## Aim
Go through the listing and copy each line with the string "iPhone".

*****

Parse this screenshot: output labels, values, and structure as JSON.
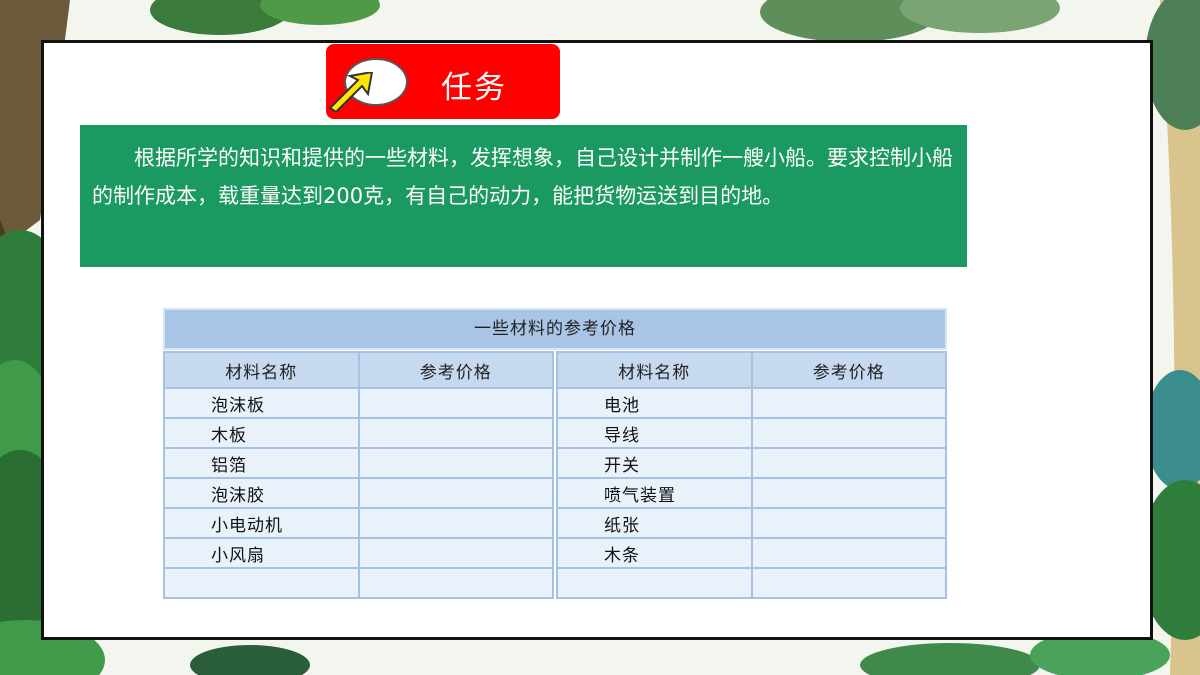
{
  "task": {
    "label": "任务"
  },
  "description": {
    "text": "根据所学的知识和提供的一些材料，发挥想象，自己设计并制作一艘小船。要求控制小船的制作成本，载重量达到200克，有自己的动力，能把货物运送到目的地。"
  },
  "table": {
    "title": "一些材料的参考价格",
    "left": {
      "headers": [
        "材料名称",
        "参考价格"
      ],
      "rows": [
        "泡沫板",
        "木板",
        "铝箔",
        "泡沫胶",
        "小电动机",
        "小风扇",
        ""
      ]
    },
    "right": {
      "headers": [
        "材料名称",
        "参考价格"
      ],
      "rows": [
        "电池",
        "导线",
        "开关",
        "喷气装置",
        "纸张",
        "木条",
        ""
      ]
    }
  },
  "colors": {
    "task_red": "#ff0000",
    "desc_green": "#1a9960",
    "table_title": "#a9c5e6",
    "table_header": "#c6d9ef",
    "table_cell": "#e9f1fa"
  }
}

*****

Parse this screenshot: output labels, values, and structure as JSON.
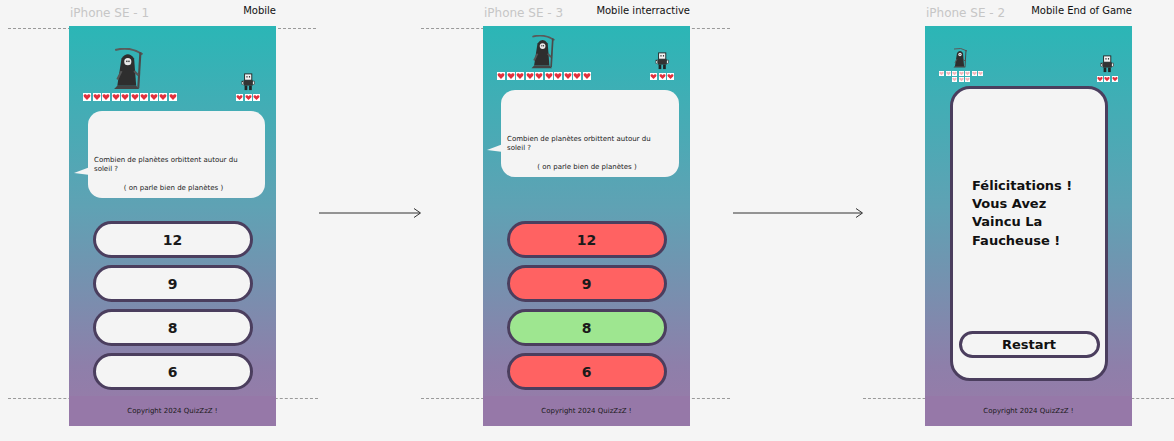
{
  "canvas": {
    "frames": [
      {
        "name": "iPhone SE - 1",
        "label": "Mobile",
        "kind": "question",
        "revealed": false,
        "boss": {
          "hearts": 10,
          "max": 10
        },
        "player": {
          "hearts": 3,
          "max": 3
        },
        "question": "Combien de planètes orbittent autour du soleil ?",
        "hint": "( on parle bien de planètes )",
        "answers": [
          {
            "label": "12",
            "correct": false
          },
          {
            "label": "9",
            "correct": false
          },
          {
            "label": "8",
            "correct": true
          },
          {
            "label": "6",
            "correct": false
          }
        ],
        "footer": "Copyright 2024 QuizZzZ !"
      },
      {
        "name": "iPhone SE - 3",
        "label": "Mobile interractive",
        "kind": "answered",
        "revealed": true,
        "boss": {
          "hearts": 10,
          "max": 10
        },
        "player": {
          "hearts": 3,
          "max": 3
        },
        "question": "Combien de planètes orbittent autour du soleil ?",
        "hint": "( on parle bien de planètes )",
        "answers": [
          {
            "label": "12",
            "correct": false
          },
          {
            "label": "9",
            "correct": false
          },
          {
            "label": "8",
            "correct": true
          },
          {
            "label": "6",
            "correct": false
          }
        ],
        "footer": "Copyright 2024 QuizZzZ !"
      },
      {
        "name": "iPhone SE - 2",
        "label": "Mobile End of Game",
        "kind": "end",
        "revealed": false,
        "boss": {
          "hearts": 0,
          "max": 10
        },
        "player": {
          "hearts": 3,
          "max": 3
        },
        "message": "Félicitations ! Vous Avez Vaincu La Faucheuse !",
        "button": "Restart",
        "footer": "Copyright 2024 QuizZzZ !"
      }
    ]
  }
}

*****

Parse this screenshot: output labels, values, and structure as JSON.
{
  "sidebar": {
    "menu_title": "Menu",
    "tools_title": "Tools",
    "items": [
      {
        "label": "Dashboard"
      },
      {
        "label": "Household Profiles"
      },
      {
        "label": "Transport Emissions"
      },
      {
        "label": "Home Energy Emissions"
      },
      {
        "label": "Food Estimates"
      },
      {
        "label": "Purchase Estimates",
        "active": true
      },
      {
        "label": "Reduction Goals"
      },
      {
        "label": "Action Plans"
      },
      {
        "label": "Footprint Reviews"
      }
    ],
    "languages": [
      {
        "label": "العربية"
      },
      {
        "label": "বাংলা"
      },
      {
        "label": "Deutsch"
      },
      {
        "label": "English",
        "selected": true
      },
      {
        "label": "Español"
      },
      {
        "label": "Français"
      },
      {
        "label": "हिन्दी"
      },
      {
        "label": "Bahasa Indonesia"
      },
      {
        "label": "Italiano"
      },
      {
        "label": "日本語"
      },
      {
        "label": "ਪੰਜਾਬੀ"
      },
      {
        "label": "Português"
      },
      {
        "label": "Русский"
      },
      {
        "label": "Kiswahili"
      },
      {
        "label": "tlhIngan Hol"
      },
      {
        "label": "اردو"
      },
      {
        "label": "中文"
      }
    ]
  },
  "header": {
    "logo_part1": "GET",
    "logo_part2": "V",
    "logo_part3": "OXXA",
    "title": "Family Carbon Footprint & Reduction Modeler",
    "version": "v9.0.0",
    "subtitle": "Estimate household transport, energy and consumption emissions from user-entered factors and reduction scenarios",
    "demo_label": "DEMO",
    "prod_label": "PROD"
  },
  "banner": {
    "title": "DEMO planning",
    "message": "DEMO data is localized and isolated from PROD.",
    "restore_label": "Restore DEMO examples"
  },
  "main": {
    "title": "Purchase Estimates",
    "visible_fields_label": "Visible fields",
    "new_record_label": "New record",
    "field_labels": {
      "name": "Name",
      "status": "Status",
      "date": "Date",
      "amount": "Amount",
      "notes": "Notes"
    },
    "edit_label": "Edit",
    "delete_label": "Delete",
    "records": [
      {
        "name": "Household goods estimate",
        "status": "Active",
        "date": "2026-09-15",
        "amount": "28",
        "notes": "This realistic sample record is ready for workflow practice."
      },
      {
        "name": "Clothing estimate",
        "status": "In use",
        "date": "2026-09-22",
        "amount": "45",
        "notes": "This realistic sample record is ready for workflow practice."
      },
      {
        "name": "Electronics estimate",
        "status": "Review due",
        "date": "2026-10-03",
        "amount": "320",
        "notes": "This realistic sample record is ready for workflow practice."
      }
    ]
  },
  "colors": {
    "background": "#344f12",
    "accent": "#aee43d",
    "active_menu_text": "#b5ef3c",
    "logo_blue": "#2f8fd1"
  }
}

*****

## Exercise answer
        "name": "iPhone SE - 1",
        "name": "iPhone SE - 3",
        "name": "iPhone SE - 2",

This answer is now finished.